>> start DATA SHOWN

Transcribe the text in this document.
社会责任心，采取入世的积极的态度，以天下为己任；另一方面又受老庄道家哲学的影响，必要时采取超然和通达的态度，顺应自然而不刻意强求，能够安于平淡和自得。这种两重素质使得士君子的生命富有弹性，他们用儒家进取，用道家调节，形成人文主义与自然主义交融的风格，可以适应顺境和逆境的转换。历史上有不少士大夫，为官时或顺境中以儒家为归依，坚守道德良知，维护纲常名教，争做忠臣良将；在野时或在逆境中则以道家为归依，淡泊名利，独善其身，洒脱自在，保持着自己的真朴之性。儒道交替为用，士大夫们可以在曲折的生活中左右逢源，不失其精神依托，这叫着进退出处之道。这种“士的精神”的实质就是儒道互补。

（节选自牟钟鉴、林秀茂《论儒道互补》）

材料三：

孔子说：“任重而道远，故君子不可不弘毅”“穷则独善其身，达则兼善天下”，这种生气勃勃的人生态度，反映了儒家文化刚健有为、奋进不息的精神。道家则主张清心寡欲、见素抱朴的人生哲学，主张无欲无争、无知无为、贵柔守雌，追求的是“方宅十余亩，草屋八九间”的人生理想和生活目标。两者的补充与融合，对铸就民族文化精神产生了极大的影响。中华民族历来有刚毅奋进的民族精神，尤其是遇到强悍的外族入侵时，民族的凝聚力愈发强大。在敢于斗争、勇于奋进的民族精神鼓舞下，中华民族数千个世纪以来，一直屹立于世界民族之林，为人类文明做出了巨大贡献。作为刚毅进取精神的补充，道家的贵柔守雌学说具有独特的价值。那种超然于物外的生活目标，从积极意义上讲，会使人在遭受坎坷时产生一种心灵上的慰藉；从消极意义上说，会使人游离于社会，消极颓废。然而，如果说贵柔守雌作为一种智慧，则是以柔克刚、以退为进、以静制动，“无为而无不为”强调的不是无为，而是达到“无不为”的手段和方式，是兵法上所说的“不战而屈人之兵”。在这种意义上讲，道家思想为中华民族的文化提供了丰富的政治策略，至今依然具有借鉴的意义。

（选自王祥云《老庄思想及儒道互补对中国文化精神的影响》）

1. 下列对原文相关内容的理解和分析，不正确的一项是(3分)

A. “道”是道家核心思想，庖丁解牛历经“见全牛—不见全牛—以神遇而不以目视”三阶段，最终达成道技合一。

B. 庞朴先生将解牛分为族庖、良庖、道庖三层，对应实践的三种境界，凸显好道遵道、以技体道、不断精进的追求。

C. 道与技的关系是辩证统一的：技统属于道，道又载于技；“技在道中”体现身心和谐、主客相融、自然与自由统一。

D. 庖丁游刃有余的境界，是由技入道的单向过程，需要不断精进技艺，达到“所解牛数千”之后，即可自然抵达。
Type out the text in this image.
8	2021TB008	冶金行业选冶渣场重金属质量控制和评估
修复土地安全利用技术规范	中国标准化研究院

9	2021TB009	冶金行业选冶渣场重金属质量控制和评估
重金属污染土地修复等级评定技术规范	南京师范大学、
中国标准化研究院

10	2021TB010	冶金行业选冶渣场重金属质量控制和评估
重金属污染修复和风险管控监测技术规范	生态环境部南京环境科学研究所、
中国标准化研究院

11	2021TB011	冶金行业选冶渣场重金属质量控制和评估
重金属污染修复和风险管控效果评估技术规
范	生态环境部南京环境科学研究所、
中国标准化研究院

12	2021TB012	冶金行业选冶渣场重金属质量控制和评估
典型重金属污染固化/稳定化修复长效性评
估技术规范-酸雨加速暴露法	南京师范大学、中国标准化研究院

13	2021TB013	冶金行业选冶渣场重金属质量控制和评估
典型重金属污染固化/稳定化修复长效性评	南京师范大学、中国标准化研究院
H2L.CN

>> end DATA SHOWN

▶ _REQUIREMENT_:
Restate each of the entries above verbatim.

▶ _THE RESPONSE_:
Transcribe the text in this document.
社会责任心，采取入世的积极的态度，以天下为己任；另一方面又受老庄道家哲学的影响，必要时采取超然和通达的态度，顺应自然而不刻意强求，能够安于平淡和自得。这种两重素质使得士君子的生命富有弹性，他们用儒家进取，用道家调节，形成人文主义与自然主义交融的风格，可以适应顺境和逆境的转换。历史上有不少士大夫，为官时或顺境中以儒家为归依，坚守道德良知，维护纲常名教，争做忠臣良将；在野时或在逆境中则以道家为归依，淡泊名利，独善其身，洒脱自在，保持着自己的真朴之性。儒道交替为用，士大夫们可以在曲折的生活中左右逢源，不失其精神依托，这叫着进退出处之道。这种“士的精神”的实质就是儒道互补。

（节选自牟钟鉴、林秀茂《论儒道互补》）

材料三：

孔子说：“任重而道远，故君子不可不弘毅”“穷则独善其身，达则兼善天下”，这种生气勃勃的人生态度，反映了儒家文化刚健有为、奋进不息的精神。道家则主张清心寡欲、见素抱朴的人生哲学，主张无欲无争、无知无为、贵柔守雌，追求的是“方宅十余亩，草屋八九间”的人生理想和生活目标。两者的补充与融合，对铸就民族文化精神产生了极大的影响。中华民族历来有刚毅奋进的民族精神，尤其是遇到强悍的外族入侵时，民族的凝聚力愈发强大。在敢于斗争、勇于奋进的民族精神鼓舞下，中华民族数千个世纪以来，一直屹立于世界民族之林，为人类文明做出了巨大贡献。作为刚毅进取精神的补充，道家的贵柔守雌学说具有独特的价值。那种超然于物外的生活目标，从积极意义上讲，会使人在遭受坎坷时产生一种心灵上的慰藉；从消极意义上说，会使人游离于社会，消极颓废。然而，如果说贵柔守雌作为一种智慧，则是以柔克刚、以退为进、以静制动，“无为而无不为”强调的不是无为，而是达到“无不为”的手段和方式，是兵法上所说的“不战而屈人之兵”。在这种意义上讲，道家思想为中华民族的文化提供了丰富的政治策略，至今依然具有借鉴的意义。

（选自王祥云《老庄思想及儒道互补对中国文化精神的影响》）

1. 下列对原文相关内容的理解和分析，不正确的一项是(3分)

A. “道”是道家核心思想，庖丁解牛历经“见全牛—不见全牛—以神遇而不以目视”三阶段，最终达成道技合一。

B. 庞朴先生将解牛分为族庖、良庖、道庖三层，对应实践的三种境界，凸显好道遵道、以技体道、不断精进的追求。

C. 道与技的关系是辩证统一的：技统属于道，道又载于技；“技在道中”体现身心和谐、主客相融、自然与自由统一。

D. 庖丁游刃有余的境界，是由技入道的单向过程，需要不断精进技艺，达到“所解牛数千”之后，即可自然抵达。
Type out the text in this image.
8	2021TB008	冶金行业选冶渣场重金属质量控制和评估
修复土地安全利用技术规范	中国标准化研究院

9	2021TB009	冶金行业选冶渣场重金属质量控制和评估
重金属污染土地修复等级评定技术规范	南京师范大学、
中国标准化研究院

10	2021TB010	冶金行业选冶渣场重金属质量控制和评估
重金属污染修复和风险管控监测技术规范	生态环境部南京环境科学研究所、
中国标准化研究院

11	2021TB011	冶金行业选冶渣场重金属质量控制和评估
重金属污染修复和风险管控效果评估技术规
范	生态环境部南京环境科学研究所、
中国标准化研究院

12	2021TB012	冶金行业选冶渣场重金属质量控制和评估
典型重金属污染固化/稳定化修复长效性评
估技术规范-酸雨加速暴露法	南京师范大学、中国标准化研究院

13	2021TB013	冶金行业选冶渣场重金属质量控制和评估
典型重金属污染固化/稳定化修复长效性评	南京师范大学、中国标准化研究院
H2L.CN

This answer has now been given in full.